▶ DIRECTIVE 1
In the homeschool interview, what does Carol Topp call the step of asking "Who could I help? How could I charge them? How can I find them?"

▶ SELECTION
>> Start

Is your homeschool student an aspiring entrepreneur? She can start her own microbusiness—while she’s still a student! Find out more on this week’s Homeschool Heartbeat with accountant Carol Topp.
Mike Smith: Our guest today is Carol Topp, a CPA and the founder of Micro Business for Teens. Carol, welcome to our program today!
Carol Topp: Well Mike, thanks so much for having me. It’s a joy to talk to you again.
Mike: Carol, how can young people take something they enjoy and turn it into a business?
Carol: Well, they do what most business owners do—they find a need that they can fulfill and they meet that need, and someone will pay them for it. So they might meet needs with any talent or skill that they might be good at or better than somebody else.
Mike: What’s a practical first step for starting up a small business like this?
Carol: Well, I think you start with thinking about, obviously, what you’re good at. So kids don’t always give themselves credit, but sometimes they’re better at some things like algebra, Spanish, piano, pet care, pet cleaning. And you start thinking about, what could I do to offer these services or offer my talents or skills to somebody else. I call it creating a mini-market plan, where you just think about, “Who could I help? How could I charge them? How can I find them?”

>> End

Dataset entries

>> Start

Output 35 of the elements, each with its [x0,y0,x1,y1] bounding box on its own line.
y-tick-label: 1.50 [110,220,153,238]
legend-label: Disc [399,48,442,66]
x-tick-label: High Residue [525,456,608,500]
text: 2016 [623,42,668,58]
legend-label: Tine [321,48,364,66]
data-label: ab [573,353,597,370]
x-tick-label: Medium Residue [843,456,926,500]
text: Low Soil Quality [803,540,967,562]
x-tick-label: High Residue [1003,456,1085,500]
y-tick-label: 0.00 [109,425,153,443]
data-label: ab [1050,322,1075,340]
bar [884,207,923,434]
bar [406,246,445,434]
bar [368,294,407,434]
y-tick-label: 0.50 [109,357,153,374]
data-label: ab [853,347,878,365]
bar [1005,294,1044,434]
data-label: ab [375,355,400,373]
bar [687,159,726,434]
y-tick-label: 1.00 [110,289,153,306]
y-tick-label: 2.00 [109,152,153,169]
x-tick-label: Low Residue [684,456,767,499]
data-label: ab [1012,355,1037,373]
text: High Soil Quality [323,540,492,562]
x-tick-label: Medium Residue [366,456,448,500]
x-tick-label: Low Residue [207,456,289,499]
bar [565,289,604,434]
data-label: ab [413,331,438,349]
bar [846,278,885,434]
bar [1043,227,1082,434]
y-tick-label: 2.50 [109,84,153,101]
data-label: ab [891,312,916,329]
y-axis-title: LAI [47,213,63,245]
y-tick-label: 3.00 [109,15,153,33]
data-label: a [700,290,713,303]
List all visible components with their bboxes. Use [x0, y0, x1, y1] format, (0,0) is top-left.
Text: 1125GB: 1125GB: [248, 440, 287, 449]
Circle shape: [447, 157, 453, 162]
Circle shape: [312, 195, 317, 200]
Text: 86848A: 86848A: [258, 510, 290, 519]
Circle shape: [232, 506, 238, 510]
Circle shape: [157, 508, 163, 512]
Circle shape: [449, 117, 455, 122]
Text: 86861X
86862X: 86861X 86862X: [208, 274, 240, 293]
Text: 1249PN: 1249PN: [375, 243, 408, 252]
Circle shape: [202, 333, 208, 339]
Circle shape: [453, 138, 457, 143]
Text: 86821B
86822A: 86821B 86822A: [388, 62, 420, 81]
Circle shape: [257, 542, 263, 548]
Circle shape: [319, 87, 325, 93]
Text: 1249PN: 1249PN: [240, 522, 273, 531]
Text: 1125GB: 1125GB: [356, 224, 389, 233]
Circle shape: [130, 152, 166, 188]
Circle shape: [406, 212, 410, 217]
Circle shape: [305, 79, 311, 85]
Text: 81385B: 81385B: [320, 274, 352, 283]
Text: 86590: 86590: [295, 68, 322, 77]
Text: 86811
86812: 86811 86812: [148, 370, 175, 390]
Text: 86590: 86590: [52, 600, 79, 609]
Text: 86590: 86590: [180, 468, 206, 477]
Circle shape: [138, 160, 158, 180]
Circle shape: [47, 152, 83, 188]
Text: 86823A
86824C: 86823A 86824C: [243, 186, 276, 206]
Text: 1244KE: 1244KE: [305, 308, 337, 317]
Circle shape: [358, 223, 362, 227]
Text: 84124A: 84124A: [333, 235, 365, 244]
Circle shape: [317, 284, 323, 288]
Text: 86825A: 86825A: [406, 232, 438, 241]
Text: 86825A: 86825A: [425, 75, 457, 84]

>> End

▶ DIRECTIVE 2
Count the lines of the records above that contain the word "Medium", with case counting, and reply with the number alone.

▶ FULL RESPONSE 1
A mini-market plan.

▶ FULL RESPONSE 2
2